Extract every line where the string "Concentration" appears.

* * *

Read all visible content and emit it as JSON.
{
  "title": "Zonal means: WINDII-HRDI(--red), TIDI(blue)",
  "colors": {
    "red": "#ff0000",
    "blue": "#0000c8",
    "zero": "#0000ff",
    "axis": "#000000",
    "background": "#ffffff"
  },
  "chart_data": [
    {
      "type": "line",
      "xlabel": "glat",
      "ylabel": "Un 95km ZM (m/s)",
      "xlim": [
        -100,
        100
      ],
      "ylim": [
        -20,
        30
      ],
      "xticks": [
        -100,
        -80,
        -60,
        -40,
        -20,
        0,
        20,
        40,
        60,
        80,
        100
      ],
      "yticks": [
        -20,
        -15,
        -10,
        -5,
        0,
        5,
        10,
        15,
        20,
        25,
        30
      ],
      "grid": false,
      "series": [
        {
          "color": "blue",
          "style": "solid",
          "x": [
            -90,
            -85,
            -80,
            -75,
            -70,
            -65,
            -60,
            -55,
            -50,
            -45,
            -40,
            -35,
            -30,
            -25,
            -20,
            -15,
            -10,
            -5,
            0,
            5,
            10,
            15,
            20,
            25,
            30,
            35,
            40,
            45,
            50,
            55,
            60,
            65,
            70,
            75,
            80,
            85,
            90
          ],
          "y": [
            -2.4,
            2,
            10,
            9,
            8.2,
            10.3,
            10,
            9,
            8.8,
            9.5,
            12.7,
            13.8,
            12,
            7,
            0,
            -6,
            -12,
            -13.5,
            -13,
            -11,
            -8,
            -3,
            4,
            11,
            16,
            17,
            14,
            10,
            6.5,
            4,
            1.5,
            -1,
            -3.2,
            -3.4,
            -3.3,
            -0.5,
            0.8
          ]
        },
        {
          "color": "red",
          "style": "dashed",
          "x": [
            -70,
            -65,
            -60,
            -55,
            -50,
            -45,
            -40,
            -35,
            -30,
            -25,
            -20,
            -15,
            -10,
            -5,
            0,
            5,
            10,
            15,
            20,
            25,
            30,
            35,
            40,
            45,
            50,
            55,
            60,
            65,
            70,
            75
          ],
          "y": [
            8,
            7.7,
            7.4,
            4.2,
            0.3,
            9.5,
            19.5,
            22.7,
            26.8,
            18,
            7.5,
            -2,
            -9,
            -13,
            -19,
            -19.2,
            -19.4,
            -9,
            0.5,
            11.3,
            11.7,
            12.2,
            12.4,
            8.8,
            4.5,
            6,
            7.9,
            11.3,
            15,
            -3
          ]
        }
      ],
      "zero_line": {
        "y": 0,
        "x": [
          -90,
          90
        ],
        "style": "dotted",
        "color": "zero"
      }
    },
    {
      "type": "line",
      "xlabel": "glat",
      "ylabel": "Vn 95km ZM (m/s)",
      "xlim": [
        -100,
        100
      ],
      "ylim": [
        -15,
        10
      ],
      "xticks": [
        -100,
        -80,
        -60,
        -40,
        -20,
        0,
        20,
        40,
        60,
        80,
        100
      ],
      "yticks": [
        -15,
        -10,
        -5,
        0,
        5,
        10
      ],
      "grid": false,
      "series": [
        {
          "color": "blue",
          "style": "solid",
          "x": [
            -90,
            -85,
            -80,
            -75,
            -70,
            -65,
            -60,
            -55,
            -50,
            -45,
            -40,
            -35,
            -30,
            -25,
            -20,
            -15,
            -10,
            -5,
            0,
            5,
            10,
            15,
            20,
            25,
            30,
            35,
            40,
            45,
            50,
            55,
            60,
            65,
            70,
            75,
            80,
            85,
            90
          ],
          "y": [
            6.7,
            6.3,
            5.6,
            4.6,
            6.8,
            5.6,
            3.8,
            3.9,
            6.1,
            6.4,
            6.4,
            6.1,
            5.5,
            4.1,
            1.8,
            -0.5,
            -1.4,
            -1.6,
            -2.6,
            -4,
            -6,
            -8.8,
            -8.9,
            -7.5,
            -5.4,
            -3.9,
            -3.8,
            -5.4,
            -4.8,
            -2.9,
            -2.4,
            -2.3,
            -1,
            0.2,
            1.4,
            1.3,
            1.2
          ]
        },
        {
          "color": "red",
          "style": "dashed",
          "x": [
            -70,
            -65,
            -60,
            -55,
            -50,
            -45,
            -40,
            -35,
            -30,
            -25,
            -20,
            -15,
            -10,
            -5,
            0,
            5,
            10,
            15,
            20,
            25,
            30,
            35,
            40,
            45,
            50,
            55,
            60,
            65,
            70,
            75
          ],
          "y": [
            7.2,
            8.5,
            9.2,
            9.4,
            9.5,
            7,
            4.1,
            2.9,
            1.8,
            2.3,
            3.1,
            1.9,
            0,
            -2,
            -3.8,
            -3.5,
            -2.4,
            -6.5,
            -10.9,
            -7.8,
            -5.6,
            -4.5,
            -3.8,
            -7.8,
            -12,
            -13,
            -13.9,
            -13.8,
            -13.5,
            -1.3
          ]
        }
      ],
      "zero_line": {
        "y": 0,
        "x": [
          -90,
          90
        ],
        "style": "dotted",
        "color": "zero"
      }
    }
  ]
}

* * *

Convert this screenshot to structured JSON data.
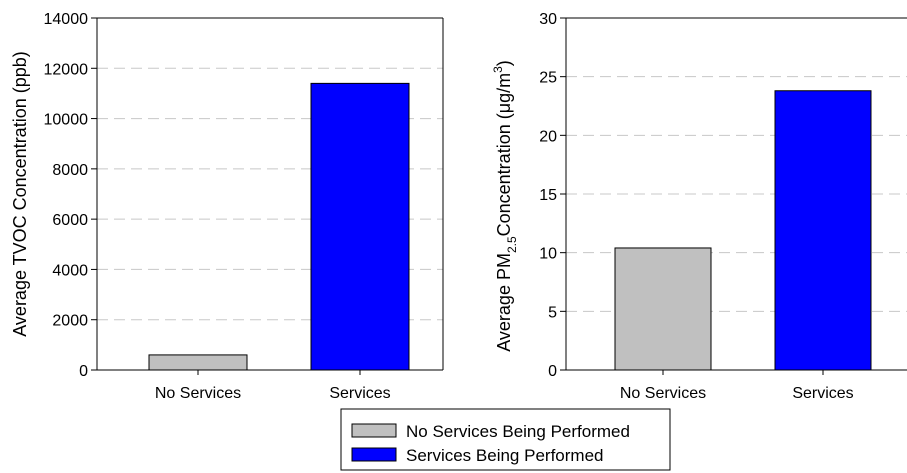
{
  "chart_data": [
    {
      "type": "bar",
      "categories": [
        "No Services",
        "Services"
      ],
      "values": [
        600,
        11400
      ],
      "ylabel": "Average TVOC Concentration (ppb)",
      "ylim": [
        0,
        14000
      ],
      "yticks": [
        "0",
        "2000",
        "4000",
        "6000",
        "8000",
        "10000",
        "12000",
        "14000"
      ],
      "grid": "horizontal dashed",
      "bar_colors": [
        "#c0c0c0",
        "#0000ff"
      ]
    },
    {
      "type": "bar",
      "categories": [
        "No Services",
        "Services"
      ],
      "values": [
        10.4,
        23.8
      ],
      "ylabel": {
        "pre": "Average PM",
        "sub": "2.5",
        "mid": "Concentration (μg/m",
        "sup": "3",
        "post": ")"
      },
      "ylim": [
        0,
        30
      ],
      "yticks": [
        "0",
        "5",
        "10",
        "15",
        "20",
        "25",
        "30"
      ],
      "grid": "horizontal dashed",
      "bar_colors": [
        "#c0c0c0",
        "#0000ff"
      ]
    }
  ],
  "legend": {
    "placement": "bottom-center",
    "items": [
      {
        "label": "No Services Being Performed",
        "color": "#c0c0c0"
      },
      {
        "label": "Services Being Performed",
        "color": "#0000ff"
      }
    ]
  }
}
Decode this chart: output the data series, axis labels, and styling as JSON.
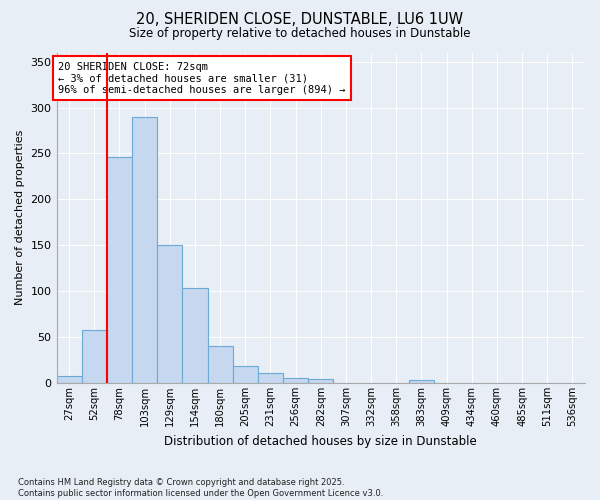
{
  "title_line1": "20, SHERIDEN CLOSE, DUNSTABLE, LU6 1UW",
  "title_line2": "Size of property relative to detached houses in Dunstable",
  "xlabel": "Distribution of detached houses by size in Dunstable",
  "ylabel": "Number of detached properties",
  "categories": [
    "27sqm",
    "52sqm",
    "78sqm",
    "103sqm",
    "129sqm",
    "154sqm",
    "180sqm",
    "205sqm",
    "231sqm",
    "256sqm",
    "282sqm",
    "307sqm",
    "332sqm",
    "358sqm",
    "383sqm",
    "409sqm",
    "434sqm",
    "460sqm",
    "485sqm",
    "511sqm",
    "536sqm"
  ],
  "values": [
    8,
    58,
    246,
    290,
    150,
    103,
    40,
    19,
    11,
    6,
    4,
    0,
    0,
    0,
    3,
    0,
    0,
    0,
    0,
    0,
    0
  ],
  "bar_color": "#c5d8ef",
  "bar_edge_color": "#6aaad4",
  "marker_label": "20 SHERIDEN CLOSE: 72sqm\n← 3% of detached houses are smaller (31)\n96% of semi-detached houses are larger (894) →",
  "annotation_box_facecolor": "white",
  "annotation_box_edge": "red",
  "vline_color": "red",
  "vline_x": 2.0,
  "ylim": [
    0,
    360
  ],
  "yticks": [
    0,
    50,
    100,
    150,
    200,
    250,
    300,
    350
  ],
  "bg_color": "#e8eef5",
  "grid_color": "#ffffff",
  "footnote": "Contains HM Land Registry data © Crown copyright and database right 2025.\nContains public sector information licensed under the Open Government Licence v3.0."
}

* * *

> TASK ANSWER:
      "ylabel": "Average TVOC Concentration (ppb)",
        "mid": "Concentration (μg/m",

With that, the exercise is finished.